Saved data entries

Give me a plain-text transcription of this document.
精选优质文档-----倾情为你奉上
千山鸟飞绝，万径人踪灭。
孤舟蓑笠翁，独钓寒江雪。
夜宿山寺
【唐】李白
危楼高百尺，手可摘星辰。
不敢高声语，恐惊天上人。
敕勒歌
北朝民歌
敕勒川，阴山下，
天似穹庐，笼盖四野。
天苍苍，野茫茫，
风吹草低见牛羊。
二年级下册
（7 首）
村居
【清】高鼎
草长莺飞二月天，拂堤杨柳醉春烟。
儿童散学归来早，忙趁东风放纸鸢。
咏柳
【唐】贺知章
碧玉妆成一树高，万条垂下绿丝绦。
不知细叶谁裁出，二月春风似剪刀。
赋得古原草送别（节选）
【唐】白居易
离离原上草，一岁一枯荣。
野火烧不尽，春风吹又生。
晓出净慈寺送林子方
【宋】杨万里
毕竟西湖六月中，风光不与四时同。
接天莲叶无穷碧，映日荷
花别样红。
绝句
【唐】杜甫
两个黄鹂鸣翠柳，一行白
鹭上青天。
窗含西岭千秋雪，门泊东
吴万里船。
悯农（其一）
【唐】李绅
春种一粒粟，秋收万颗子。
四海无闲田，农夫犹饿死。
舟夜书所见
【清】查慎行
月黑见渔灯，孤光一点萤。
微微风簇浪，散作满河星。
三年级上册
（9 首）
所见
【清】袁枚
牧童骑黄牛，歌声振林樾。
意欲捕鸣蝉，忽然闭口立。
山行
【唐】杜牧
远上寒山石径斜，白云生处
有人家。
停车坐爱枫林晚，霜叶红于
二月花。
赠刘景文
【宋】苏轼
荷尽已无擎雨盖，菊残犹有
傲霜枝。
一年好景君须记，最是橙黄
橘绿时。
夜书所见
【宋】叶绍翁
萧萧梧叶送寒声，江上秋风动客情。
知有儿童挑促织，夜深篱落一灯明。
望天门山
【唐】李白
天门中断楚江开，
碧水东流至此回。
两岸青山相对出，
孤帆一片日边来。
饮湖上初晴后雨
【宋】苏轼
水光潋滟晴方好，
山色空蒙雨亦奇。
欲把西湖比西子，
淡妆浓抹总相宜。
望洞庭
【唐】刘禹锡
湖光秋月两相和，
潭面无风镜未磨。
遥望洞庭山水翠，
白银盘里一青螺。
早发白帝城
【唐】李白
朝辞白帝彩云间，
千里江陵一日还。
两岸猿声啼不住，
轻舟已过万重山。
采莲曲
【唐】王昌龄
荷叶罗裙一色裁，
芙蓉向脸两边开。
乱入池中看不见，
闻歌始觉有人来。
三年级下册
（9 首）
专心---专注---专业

* **Written instruction**: Make an exact copy of every line in the data.

* **Answer**:
Give me a plain-text transcription of this document.
精选优质文档-----倾情为你奉上
千山鸟飞绝，万径人踪灭。
孤舟蓑笠翁，独钓寒江雪。
夜宿山寺
【唐】李白
危楼高百尺，手可摘星辰。
不敢高声语，恐惊天上人。
敕勒歌
北朝民歌
敕勒川，阴山下，
天似穹庐，笼盖四野。
天苍苍，野茫茫，
风吹草低见牛羊。
二年级下册
（7 首）
村居
【清】高鼎
草长莺飞二月天，拂堤杨柳醉春烟。
儿童散学归来早，忙趁东风放纸鸢。
咏柳
【唐】贺知章
碧玉妆成一树高，万条垂下绿丝绦。
不知细叶谁裁出，二月春风似剪刀。
赋得古原草送别（节选）
【唐】白居易
离离原上草，一岁一枯荣。
野火烧不尽，春风吹又生。
晓出净慈寺送林子方
【宋】杨万里
毕竟西湖六月中，风光不与四时同。
接天莲叶无穷碧，映日荷
花别样红。
绝句
【唐】杜甫
两个黄鹂鸣翠柳，一行白
鹭上青天。
窗含西岭千秋雪，门泊东
吴万里船。
悯农（其一）
【唐】李绅
春种一粒粟，秋收万颗子。
四海无闲田，农夫犹饿死。
舟夜书所见
【清】查慎行
月黑见渔灯，孤光一点萤。
微微风簇浪，散作满河星。
三年级上册
（9 首）
所见
【清】袁枚
牧童骑黄牛，歌声振林樾。
意欲捕鸣蝉，忽然闭口立。
山行
【唐】杜牧
远上寒山石径斜，白云生处
有人家。
停车坐爱枫林晚，霜叶红于
二月花。
赠刘景文
【宋】苏轼
荷尽已无擎雨盖，菊残犹有
傲霜枝。
一年好景君须记，最是橙黄
橘绿时。
夜书所见
【宋】叶绍翁
萧萧梧叶送寒声，江上秋风动客情。
知有儿童挑促织，夜深篱落一灯明。
望天门山
【唐】李白
天门中断楚江开，
碧水东流至此回。
两岸青山相对出，
孤帆一片日边来。
饮湖上初晴后雨
【宋】苏轼
水光潋滟晴方好，
山色空蒙雨亦奇。
欲把西湖比西子，
淡妆浓抹总相宜。
望洞庭
【唐】刘禹锡
湖光秋月两相和，
潭面无风镜未磨。
遥望洞庭山水翠，
白银盘里一青螺。
早发白帝城
【唐】李白
朝辞白帝彩云间，
千里江陵一日还。
两岸猿声啼不住，
轻舟已过万重山。
采莲曲
【唐】王昌龄
荷叶罗裙一色裁，
芙蓉向脸两边开。
乱入池中看不见，
闻歌始觉有人来。
三年级下册
（9 首）
专心---专注---专业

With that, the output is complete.